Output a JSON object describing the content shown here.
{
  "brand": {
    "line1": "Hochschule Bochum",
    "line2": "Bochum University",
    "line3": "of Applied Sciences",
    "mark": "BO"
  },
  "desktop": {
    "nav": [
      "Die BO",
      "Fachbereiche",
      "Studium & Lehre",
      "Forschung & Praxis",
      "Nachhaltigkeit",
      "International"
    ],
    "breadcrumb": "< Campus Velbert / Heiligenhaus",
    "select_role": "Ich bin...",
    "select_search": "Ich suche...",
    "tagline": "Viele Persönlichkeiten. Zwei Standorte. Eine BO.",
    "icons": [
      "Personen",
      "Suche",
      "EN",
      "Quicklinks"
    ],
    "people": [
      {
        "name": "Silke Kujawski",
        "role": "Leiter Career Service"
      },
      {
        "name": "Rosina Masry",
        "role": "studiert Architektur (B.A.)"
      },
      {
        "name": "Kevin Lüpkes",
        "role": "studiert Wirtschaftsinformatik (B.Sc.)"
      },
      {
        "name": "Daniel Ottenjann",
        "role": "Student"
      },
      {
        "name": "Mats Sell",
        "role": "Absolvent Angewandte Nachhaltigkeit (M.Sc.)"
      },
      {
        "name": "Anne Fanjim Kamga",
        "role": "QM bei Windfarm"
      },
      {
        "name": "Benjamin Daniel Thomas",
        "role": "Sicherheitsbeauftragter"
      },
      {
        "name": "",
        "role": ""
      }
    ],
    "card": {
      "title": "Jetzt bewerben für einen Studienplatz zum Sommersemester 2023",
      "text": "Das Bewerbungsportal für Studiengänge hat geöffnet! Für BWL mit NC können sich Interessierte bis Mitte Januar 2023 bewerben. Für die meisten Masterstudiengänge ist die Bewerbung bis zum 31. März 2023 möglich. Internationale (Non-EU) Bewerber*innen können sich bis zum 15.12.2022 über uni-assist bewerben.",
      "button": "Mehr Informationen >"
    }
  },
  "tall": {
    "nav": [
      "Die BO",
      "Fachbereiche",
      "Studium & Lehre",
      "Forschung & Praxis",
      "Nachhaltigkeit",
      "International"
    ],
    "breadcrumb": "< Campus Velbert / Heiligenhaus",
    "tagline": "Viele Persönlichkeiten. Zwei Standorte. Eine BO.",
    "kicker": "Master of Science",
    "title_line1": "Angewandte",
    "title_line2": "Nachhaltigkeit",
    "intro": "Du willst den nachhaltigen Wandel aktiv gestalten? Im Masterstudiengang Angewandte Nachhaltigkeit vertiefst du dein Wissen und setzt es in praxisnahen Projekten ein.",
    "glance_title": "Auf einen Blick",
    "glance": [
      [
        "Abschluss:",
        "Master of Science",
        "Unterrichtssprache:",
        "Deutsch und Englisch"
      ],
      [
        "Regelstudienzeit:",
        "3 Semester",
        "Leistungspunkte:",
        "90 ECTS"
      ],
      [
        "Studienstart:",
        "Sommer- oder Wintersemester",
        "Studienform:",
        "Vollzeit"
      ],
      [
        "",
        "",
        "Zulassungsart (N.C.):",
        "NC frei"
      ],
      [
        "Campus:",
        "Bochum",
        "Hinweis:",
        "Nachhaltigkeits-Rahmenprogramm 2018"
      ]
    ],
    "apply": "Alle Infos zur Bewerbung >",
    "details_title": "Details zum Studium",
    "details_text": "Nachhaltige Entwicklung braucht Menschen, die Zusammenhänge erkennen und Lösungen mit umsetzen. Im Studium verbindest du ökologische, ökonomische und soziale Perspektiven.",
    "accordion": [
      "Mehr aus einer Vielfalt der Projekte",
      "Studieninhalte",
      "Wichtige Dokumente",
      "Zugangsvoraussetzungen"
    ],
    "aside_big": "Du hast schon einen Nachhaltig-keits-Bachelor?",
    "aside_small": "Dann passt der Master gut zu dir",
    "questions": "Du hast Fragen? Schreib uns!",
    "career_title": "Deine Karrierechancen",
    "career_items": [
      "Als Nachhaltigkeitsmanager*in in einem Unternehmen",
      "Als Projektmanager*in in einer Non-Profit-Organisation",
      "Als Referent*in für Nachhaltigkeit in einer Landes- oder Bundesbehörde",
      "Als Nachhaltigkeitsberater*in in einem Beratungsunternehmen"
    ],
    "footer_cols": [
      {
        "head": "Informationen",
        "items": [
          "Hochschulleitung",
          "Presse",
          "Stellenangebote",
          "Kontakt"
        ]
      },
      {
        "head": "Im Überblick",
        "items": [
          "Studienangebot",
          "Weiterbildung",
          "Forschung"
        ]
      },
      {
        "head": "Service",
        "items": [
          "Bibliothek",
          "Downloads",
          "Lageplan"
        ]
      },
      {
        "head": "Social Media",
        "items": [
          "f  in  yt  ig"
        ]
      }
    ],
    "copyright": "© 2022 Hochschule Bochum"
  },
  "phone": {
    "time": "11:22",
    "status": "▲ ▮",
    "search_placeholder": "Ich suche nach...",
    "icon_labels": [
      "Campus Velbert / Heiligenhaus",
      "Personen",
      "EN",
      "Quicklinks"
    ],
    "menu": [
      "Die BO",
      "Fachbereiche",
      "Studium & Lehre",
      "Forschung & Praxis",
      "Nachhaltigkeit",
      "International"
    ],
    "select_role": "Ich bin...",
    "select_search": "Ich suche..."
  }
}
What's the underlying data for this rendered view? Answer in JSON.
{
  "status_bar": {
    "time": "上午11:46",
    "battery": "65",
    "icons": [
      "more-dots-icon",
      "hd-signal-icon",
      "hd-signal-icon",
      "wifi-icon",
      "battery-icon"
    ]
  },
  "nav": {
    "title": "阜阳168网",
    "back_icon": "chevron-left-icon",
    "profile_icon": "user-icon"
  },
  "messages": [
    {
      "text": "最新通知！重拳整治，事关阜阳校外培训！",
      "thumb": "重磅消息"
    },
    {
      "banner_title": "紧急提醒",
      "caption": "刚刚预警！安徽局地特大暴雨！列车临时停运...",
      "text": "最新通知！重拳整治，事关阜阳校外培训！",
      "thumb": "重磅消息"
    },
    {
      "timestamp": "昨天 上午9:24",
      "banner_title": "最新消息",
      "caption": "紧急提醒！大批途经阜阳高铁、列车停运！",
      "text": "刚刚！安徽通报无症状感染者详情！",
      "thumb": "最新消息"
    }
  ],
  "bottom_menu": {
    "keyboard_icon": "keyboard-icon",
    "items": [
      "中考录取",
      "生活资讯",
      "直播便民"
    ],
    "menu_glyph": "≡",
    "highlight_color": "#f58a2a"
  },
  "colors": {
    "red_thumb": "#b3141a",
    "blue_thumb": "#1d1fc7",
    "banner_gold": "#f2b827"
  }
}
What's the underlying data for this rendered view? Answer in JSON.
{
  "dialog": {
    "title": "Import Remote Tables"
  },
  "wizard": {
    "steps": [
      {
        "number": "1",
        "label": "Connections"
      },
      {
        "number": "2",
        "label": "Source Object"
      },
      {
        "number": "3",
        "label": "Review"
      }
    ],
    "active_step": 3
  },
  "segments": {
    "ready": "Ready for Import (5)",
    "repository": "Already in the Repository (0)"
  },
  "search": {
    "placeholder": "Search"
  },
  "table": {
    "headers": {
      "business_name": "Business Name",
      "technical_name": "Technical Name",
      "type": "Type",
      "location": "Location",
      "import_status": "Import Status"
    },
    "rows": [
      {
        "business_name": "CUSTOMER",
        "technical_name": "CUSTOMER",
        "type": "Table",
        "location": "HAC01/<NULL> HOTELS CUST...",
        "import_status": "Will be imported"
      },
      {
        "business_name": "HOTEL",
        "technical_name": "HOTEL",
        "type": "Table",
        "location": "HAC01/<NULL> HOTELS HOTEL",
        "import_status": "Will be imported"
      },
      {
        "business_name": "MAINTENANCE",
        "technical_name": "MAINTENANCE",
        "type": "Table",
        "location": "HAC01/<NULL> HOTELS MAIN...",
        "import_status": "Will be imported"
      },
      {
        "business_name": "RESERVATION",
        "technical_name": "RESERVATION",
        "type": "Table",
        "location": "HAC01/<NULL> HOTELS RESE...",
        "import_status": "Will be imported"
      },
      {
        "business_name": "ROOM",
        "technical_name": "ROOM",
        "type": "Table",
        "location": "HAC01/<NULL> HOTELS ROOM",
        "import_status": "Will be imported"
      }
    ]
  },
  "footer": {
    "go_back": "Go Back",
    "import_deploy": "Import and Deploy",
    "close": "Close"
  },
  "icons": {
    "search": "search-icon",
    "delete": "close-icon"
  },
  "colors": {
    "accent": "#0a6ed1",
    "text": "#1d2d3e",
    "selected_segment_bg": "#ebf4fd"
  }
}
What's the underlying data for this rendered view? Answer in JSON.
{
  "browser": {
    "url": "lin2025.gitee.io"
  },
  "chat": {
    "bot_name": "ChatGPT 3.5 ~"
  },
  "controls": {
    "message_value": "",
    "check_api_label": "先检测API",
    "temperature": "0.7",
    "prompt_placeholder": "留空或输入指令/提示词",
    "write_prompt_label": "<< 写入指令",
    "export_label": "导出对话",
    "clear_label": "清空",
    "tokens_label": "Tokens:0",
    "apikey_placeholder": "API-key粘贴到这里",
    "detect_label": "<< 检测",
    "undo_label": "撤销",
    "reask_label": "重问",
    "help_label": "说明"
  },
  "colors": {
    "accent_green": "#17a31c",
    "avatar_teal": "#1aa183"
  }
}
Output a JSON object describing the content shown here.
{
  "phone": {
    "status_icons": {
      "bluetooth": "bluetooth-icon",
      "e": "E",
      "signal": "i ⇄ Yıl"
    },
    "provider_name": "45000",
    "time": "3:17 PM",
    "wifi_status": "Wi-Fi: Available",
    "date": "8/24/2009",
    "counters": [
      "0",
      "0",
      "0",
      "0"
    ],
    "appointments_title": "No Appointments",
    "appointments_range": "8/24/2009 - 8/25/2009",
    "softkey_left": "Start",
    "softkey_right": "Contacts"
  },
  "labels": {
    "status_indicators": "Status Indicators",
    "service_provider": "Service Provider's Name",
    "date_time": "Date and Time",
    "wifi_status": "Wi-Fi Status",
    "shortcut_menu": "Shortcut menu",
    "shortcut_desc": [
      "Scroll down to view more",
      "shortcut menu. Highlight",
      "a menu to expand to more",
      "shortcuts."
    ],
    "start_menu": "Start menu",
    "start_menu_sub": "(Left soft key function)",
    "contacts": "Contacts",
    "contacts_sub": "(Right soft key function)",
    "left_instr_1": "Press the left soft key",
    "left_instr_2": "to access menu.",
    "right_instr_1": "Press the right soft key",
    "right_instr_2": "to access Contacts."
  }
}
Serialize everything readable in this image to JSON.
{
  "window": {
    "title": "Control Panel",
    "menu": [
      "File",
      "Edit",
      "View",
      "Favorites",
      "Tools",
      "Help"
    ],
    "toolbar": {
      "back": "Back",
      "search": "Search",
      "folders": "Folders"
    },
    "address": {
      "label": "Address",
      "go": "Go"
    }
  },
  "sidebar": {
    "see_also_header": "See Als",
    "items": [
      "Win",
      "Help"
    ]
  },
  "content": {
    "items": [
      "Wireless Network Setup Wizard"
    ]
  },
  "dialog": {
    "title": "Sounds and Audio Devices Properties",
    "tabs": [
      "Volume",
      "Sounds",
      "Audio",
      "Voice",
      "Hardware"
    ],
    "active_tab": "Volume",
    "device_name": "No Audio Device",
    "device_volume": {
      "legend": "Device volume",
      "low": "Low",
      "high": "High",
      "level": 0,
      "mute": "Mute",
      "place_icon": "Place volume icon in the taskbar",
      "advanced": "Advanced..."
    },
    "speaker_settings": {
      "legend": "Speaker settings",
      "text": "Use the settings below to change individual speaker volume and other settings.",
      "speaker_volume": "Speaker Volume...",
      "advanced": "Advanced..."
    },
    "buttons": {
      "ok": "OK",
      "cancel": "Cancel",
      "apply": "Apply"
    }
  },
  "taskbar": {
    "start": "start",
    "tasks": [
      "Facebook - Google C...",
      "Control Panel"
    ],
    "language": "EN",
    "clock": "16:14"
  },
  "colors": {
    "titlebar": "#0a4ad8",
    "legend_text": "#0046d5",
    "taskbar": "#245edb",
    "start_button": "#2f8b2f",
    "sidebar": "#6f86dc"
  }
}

* * * *

Objective: Go through the material above and count the lines that contain "caption"; answer with the number alone.

Task result: 2